* Untersuchter Text
··········

Lawrow: London versucht seine Ansprüche zu sichern

Die Aussagen über Produktionsorte des Nowitschok-Nervenkampfstoffs, der angeblich für die Vergiftung des ehemaligen russischen Militärgeheimdienstoberst Skripal und seiner Tochter verwendet wurde, deuten auf hektische Versuche Londons hin, seine Position zu sichern, sagte der russische Außenminister Sergej Lawrow Freitag.

„Wenn sie letzten Monat oder erst gestern von einer Firma in der Region Saratow erfahren haben, zeigt dies einmal mehr, dass sie jeden Tag verzweifelt versuchen, eine neue Bestätigung für ihre völlig ausweglosen Haltung zu finden“.

··········

* Materialauszüge
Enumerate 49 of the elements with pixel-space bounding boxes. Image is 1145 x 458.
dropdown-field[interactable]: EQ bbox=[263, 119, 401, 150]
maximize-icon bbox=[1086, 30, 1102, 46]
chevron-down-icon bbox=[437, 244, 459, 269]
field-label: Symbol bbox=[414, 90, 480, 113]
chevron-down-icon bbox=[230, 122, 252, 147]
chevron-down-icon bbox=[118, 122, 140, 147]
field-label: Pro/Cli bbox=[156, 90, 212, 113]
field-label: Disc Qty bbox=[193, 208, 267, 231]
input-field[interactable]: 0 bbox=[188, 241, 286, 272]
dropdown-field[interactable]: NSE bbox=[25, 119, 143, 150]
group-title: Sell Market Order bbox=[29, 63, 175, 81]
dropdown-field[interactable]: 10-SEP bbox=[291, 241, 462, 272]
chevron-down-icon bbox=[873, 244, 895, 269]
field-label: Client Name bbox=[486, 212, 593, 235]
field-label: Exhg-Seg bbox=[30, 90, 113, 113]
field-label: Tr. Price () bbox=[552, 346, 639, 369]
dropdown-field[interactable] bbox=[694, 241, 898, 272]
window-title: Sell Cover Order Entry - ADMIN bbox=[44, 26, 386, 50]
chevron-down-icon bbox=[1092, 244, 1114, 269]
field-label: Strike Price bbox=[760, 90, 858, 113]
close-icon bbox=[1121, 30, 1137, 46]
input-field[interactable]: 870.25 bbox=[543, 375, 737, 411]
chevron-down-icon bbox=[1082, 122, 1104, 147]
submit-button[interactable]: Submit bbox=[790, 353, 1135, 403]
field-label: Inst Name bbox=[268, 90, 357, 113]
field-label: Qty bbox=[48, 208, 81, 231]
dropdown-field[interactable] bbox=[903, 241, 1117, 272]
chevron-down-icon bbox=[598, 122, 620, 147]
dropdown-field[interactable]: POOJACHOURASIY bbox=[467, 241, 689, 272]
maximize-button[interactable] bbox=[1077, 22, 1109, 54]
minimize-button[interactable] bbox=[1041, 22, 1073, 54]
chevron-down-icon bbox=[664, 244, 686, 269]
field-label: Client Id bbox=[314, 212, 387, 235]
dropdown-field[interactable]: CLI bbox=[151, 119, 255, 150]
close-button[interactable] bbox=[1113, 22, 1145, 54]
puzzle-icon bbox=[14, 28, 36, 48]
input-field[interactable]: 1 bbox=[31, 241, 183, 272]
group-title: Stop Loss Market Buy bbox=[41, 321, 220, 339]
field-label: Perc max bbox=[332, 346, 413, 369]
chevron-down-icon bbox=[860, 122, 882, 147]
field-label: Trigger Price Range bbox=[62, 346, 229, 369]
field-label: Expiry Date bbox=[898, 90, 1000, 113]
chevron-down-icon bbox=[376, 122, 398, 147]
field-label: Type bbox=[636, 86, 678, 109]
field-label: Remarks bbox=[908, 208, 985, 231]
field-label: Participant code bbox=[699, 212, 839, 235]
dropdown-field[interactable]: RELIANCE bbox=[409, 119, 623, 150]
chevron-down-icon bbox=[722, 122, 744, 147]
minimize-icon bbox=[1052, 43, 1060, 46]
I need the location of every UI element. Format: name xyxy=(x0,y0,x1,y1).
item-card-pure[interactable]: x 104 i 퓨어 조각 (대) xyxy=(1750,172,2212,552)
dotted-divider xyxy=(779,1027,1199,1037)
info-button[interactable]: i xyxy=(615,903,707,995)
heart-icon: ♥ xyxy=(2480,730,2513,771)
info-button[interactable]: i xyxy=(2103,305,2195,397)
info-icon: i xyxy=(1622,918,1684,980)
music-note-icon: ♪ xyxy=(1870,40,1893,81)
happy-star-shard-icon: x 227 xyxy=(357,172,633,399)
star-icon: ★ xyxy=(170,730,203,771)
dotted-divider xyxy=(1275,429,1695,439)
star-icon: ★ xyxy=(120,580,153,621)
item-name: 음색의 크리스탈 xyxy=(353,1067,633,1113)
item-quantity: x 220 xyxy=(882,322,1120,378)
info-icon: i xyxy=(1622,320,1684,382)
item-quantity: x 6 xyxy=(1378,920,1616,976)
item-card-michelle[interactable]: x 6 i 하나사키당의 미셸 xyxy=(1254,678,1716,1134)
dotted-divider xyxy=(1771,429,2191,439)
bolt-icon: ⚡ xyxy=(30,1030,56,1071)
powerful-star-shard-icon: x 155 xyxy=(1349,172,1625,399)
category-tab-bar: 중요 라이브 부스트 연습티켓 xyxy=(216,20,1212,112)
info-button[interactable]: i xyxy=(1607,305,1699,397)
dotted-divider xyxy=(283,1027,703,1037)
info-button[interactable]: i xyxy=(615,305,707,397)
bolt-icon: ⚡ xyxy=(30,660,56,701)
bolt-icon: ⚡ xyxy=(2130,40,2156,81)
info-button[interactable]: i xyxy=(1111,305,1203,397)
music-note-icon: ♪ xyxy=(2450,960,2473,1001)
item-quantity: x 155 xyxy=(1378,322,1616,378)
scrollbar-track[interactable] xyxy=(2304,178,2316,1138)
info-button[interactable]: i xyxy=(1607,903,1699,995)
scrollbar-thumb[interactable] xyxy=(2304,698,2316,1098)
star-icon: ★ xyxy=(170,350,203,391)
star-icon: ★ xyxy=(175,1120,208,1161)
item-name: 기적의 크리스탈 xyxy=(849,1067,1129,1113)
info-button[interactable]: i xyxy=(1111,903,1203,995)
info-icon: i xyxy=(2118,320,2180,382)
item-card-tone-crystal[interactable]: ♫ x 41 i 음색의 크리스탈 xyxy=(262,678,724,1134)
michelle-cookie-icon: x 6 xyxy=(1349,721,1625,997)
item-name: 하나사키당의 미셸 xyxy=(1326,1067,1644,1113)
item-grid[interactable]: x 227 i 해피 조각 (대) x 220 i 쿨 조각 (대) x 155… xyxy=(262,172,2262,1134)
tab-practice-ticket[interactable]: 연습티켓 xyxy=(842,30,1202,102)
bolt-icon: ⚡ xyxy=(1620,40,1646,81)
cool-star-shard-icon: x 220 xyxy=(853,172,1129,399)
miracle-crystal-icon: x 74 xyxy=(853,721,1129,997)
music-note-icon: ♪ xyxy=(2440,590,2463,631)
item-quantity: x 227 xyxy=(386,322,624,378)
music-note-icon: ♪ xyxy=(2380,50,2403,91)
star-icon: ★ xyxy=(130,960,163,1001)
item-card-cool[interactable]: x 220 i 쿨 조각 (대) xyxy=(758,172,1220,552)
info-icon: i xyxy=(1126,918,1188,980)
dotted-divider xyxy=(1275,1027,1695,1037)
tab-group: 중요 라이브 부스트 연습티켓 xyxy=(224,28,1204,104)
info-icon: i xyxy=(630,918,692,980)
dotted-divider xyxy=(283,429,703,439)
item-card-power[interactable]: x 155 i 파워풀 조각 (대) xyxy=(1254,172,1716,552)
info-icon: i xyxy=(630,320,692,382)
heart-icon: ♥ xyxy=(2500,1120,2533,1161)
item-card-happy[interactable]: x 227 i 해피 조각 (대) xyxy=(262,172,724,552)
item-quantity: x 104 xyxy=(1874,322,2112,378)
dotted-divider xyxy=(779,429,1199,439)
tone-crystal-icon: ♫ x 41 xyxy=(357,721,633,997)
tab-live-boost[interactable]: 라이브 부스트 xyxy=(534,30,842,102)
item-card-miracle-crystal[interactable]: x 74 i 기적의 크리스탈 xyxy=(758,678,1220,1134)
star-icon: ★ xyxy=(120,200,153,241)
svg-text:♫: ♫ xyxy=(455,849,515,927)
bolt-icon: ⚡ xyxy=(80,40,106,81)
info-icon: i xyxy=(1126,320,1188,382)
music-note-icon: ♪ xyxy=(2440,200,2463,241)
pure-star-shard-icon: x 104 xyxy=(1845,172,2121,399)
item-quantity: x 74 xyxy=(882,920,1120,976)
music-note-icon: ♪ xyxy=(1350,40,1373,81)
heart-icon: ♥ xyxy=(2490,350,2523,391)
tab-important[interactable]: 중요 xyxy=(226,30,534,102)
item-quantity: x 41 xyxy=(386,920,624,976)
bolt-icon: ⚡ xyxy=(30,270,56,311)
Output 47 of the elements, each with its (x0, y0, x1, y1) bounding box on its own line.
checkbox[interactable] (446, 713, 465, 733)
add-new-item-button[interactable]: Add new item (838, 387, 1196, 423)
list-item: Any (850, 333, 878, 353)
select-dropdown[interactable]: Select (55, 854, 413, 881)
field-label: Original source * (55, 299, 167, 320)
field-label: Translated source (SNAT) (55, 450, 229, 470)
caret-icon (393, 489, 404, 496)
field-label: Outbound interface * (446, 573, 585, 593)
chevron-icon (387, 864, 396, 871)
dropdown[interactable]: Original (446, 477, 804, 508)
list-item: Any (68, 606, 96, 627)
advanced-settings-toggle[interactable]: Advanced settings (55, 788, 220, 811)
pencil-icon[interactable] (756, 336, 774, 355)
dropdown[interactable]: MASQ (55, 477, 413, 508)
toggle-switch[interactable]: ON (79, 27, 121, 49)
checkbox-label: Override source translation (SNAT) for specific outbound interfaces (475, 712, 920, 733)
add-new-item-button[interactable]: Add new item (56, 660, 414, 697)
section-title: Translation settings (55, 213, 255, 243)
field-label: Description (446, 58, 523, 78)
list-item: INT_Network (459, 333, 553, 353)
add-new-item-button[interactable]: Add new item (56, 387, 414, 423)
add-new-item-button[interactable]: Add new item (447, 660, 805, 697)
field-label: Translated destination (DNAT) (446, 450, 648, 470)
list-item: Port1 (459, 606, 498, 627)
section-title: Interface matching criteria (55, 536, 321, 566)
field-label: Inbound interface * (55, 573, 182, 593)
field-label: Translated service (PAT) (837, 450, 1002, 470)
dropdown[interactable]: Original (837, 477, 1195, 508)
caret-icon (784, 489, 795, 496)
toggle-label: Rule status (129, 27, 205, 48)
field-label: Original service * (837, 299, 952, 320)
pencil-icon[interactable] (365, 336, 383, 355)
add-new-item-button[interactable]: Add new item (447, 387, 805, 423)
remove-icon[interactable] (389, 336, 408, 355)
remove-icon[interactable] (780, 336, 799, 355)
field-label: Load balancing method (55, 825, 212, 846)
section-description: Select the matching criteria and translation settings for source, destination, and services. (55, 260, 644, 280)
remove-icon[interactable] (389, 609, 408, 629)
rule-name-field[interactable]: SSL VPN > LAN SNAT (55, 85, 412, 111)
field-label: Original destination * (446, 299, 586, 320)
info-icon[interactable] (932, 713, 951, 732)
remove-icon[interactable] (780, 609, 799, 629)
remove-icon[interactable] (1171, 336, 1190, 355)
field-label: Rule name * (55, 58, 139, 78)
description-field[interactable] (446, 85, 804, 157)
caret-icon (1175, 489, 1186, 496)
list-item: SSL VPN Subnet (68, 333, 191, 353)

··········

* Aufgabenstellung
Führen Sie den Text über Lawrows Äußerungen zum Fall Skripal im Anschluss an seinen letzten Satz weiter.

* Antwortfeld
Aber die Haltung Londons werde weiterhin hoffnungslos bleiben, bis „Großbritannien bereit ist, frei und ehrenhaft Konsultationen gemäß dem Chemiewaffenübereinkommens (CWC) abzuhalten, um die Wahrheit zu ermitteln und alle seine Karten auf den Tisch legt anstatt sie in der Tasche zu behalten, so wie es im Fall Litwinenko, im Fall Perepelitschni und im Fall Beresowski war.“

Lawrow erklärte, Moskau sei sich aufgrund der Erfahrungen aus den oben genannten Fällen des wahren Wertes der Aussagen Londons bewusst. „Wir werden ihnen nicht vertrauen. Wir wollen [alles] verifizieren, aber das lassen sie nicht zu“.